- **Task brief**
Repeat every line below exactly, word for word.

+++

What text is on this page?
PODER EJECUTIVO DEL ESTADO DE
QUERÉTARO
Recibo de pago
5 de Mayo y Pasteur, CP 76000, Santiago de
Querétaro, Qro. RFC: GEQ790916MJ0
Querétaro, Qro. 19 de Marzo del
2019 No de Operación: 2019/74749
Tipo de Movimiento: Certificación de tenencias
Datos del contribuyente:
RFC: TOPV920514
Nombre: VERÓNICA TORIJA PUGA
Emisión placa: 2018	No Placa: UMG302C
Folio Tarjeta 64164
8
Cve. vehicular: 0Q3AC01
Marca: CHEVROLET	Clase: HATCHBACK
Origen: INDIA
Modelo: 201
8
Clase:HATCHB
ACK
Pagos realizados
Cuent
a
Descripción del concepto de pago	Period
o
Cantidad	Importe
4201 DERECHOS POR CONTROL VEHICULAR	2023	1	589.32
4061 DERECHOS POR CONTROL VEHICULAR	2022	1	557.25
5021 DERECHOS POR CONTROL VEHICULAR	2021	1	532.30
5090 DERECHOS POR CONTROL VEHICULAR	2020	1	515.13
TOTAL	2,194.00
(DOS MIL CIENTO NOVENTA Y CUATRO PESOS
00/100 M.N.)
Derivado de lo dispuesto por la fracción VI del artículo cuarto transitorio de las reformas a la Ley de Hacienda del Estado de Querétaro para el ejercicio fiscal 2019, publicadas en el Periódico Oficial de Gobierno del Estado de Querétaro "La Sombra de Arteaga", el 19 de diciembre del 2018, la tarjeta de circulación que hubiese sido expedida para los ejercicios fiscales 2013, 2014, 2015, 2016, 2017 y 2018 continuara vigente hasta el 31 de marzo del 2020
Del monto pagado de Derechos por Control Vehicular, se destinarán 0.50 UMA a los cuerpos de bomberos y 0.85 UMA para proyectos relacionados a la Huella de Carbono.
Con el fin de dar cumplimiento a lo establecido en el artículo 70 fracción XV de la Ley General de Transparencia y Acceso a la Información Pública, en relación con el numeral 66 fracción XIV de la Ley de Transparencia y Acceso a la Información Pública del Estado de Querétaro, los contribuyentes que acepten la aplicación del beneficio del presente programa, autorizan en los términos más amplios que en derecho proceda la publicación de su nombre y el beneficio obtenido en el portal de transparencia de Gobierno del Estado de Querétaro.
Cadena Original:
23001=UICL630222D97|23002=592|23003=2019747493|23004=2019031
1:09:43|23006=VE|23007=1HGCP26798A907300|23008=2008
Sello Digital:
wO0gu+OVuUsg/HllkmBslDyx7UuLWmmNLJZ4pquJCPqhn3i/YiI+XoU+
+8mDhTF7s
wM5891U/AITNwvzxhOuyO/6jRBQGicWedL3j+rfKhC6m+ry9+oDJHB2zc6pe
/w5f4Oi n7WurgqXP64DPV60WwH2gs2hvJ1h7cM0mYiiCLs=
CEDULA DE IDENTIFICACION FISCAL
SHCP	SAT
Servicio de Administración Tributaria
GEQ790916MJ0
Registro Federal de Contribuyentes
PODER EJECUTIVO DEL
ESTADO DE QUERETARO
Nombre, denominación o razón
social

+++

- **Finished answer**
What text is on this page?
PODER EJECUTIVO DEL ESTADO DE
QUERÉTARO
Recibo de pago
5 de Mayo y Pasteur, CP 76000, Santiago de
Querétaro, Qro. RFC: GEQ790916MJ0
Querétaro, Qro. 19 de Marzo del
2019 No de Operación: 2019/74749
Tipo de Movimiento: Certificación de tenencias
Datos del contribuyente:
RFC: TOPV920514
Nombre: VERÓNICA TORIJA PUGA
Emisión placa: 2018	No Placa: UMG302C
Folio Tarjeta 64164
8
Cve. vehicular: 0Q3AC01
Marca: CHEVROLET	Clase: HATCHBACK
Origen: INDIA
Modelo: 201
8
Clase:HATCHB
ACK
Pagos realizados
Cuent
a
Descripción del concepto de pago	Period
o
Cantidad	Importe
4201 DERECHOS POR CONTROL VEHICULAR	2023	1	589.32
4061 DERECHOS POR CONTROL VEHICULAR	2022	1	557.25
5021 DERECHOS POR CONTROL VEHICULAR	2021	1	532.30
5090 DERECHOS POR CONTROL VEHICULAR	2020	1	515.13
TOTAL	2,194.00
(DOS MIL CIENTO NOVENTA Y CUATRO PESOS
00/100 M.N.)
Derivado de lo dispuesto por la fracción VI del artículo cuarto transitorio de las reformas a la Ley de Hacienda del Estado de Querétaro para el ejercicio fiscal 2019, publicadas en el Periódico Oficial de Gobierno del Estado de Querétaro "La Sombra de Arteaga", el 19 de diciembre del 2018, la tarjeta de circulación que hubiese sido expedida para los ejercicios fiscales 2013, 2014, 2015, 2016, 2017 y 2018 continuara vigente hasta el 31 de marzo del 2020
Del monto pagado de Derechos por Control Vehicular, se destinarán 0.50 UMA a los cuerpos de bomberos y 0.85 UMA para proyectos relacionados a la Huella de Carbono.
Con el fin de dar cumplimiento a lo establecido en el artículo 70 fracción XV de la Ley General de Transparencia y Acceso a la Información Pública, en relación con el numeral 66 fracción XIV de la Ley de Transparencia y Acceso a la Información Pública del Estado de Querétaro, los contribuyentes que acepten la aplicación del beneficio del presente programa, autorizan en los términos más amplios que en derecho proceda la publicación de su nombre y el beneficio obtenido en el portal de transparencia de Gobierno del Estado de Querétaro.
Cadena Original:
23001=UICL630222D97|23002=592|23003=2019747493|23004=2019031
1:09:43|23006=VE|23007=1HGCP26798A907300|23008=2008
Sello Digital:
wO0gu+OVuUsg/HllkmBslDyx7UuLWmmNLJZ4pquJCPqhn3i/YiI+XoU+
+8mDhTF7s
wM5891U/AITNwvzxhOuyO/6jRBQGicWedL3j+rfKhC6m+ry9+oDJHB2zc6pe
/w5f4Oi n7WurgqXP64DPV60WwH2gs2hvJ1h7cM0mYiiCLs=
CEDULA DE IDENTIFICACION FISCAL
SHCP	SAT
Servicio de Administración Tributaria
GEQ790916MJ0
Registro Federal de Contribuyentes
PODER EJECUTIVO DEL
ESTADO DE QUERETARO
Nombre, denominación o razón
social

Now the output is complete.